**WHAT IS NEEDED**
Write out each entry, exactly the way it appears.
>> Start PROVIDED DATA
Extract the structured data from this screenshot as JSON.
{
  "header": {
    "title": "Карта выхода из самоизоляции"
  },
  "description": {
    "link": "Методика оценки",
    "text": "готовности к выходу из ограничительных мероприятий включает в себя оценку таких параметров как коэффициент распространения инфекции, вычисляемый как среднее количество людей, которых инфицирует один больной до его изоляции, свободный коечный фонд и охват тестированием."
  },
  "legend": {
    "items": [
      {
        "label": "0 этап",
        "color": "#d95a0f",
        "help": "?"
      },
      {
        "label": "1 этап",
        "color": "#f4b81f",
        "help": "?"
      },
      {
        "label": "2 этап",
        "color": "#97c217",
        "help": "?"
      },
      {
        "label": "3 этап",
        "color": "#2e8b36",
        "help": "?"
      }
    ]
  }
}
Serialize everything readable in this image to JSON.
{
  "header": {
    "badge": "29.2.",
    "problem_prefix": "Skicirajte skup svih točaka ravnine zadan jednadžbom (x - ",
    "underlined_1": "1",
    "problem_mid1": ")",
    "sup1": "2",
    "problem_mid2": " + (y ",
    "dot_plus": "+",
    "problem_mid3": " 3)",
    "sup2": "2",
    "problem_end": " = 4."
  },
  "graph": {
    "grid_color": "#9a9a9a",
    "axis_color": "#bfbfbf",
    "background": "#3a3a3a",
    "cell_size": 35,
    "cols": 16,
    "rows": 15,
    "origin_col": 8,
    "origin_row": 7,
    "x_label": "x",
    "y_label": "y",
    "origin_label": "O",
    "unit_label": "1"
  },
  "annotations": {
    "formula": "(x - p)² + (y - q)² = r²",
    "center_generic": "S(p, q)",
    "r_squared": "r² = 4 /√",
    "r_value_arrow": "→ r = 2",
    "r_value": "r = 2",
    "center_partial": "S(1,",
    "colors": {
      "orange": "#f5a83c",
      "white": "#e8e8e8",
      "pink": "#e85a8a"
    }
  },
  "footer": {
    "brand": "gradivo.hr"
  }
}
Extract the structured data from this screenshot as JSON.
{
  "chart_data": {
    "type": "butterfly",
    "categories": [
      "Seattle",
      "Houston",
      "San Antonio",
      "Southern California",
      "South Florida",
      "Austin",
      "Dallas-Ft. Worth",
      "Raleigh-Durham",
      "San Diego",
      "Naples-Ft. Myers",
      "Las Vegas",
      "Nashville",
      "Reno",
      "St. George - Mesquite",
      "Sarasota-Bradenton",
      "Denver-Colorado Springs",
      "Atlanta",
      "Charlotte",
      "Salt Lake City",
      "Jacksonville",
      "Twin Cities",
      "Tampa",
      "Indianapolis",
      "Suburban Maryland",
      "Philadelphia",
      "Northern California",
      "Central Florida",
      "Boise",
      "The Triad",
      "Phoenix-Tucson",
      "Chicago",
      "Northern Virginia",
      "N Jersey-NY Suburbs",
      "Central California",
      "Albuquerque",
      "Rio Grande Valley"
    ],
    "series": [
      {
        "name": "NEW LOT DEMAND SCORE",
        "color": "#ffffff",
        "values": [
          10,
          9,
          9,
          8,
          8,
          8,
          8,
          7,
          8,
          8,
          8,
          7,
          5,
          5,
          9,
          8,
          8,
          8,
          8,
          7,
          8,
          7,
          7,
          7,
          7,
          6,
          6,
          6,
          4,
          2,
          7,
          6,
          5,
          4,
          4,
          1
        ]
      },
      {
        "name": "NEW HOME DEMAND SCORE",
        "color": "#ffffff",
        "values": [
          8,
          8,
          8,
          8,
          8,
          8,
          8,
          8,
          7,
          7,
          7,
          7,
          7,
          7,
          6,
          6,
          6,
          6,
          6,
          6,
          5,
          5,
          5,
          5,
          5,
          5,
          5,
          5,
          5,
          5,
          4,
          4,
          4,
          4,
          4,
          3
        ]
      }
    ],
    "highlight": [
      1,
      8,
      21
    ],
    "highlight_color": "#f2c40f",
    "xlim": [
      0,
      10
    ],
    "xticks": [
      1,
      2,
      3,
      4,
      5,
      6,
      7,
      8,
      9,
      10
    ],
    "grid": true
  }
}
>> End PROVIDED DATA
**REPLY TO THE EXERCISE**
Extract the structured data from this screenshot as JSON.
{
  "header": {
    "title": "Карта выхода из самоизоляции"
  },
  "description": {
    "link": "Методика оценки",
    "text": "готовности к выходу из ограничительных мероприятий включает в себя оценку таких параметров как коэффициент распространения инфекции, вычисляемый как среднее количество людей, которых инфицирует один больной до его изоляции, свободный коечный фонд и охват тестированием."
  },
  "legend": {
    "items": [
      {
        "label": "0 этап",
        "color": "#d95a0f",
        "help": "?"
      },
      {
        "label": "1 этап",
        "color": "#f4b81f",
        "help": "?"
      },
      {
        "label": "2 этап",
        "color": "#97c217",
        "help": "?"
      },
      {
        "label": "3 этап",
        "color": "#2e8b36",
        "help": "?"
      }
    ]
  }
}
Serialize everything readable in this image to JSON.
{
  "header": {
    "badge": "29.2.",
    "problem_prefix": "Skicirajte skup svih točaka ravnine zadan jednadžbom (x - ",
    "underlined_1": "1",
    "problem_mid1": ")",
    "sup1": "2",
    "problem_mid2": " + (y ",
    "dot_plus": "+",
    "problem_mid3": " 3)",
    "sup2": "2",
    "problem_end": " = 4."
  },
  "graph": {
    "grid_color": "#9a9a9a",
    "axis_color": "#bfbfbf",
    "background": "#3a3a3a",
    "cell_size": 35,
    "cols": 16,
    "rows": 15,
    "origin_col": 8,
    "origin_row": 7,
    "x_label": "x",
    "y_label": "y",
    "origin_label": "O",
    "unit_label": "1"
  },
  "annotations": {
    "formula": "(x - p)² + (y - q)² = r²",
    "center_generic": "S(p, q)",
    "r_squared": "r² = 4 /√",
    "r_value_arrow": "→ r = 2",
    "r_value": "r = 2",
    "center_partial": "S(1,",
    "colors": {
      "orange": "#f5a83c",
      "white": "#e8e8e8",
      "pink": "#e85a8a"
    }
  },
  "footer": {
    "brand": "gradivo.hr"
  }
}
Extract the structured data from this screenshot as JSON.
{
  "chart_data": {
    "type": "butterfly",
    "categories": [
      "Seattle",
      "Houston",
      "San Antonio",
      "Southern California",
      "South Florida",
      "Austin",
      "Dallas-Ft. Worth",
      "Raleigh-Durham",
      "San Diego",
      "Naples-Ft. Myers",
      "Las Vegas",
      "Nashville",
      "Reno",
      "St. George - Mesquite",
      "Sarasota-Bradenton",
      "Denver-Colorado Springs",
      "Atlanta",
      "Charlotte",
      "Salt Lake City",
      "Jacksonville",
      "Twin Cities",
      "Tampa",
      "Indianapolis",
      "Suburban Maryland",
      "Philadelphia",
      "Northern California",
      "Central Florida",
      "Boise",
      "The Triad",
      "Phoenix-Tucson",
      "Chicago",
      "Northern Virginia",
      "N Jersey-NY Suburbs",
      "Central California",
      "Albuquerque",
      "Rio Grande Valley"
    ],
    "series": [
      {
        "name": "NEW LOT DEMAND SCORE",
        "color": "#ffffff",
        "values": [
          10,
          9,
          9,
          8,
          8,
          8,
          8,
          7,
          8,
          8,
          8,
          7,
          5,
          5,
          9,
          8,
          8,
          8,
          8,
          7,
          8,
          7,
          7,
          7,
          7,
          6,
          6,
          6,
          4,
          2,
          7,
          6,
          5,
          4,
          4,
          1
        ]
      },
      {
        "name": "NEW HOME DEMAND SCORE",
        "color": "#ffffff",
        "values": [
          8,
          8,
          8,
          8,
          8,
          8,
          8,
          8,
          7,
          7,
          7,
          7,
          7,
          7,
          6,
          6,
          6,
          6,
          6,
          6,
          5,
          5,
          5,
          5,
          5,
          5,
          5,
          5,
          5,
          5,
          4,
          4,
          4,
          4,
          4,
          3
        ]
      }
    ],
    "highlight": [
      1,
      8,
      21
    ],
    "highlight_color": "#f2c40f",
    "xlim": [
      0,
      10
    ],
    "xticks": [
      1,
      2,
      3,
      4,
      5,
      6,
      7,
      8,
      9,
      10
    ],
    "grid": true
  }
}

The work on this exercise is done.